> _PROBLEM TO SOLVE_
Filter the data for lines with the word "content", then copy every line so identified.

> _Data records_
»»

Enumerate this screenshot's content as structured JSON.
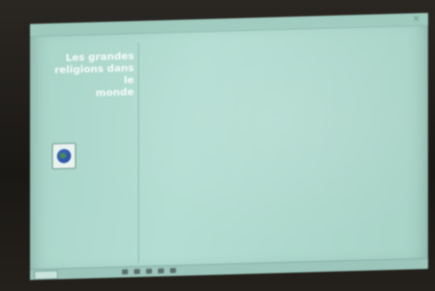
{
  "sidebar": {
    "title": "Les grandes\nreligions dans le\nmonde",
    "logo_icon": "earth-globe-icon",
    "links": [
      "",
      ""
    ]
  },
  "content": {
    "heading": "",
    "intro": "",
    "items": [
      "",
      "",
      "",
      "",
      "",
      "",
      "",
      ""
    ]
  },
  "taskbar": {
    "start_label": ""
  },
  "colors": {
    "screen": "#b3ddd2",
    "sidebar_title": "#f4fbf8",
    "bezel": "#1c1a17"
  }
}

««

> _WRITTEN ANSWER_
Enumerate this screenshot's content as structured JSON.
  "content": {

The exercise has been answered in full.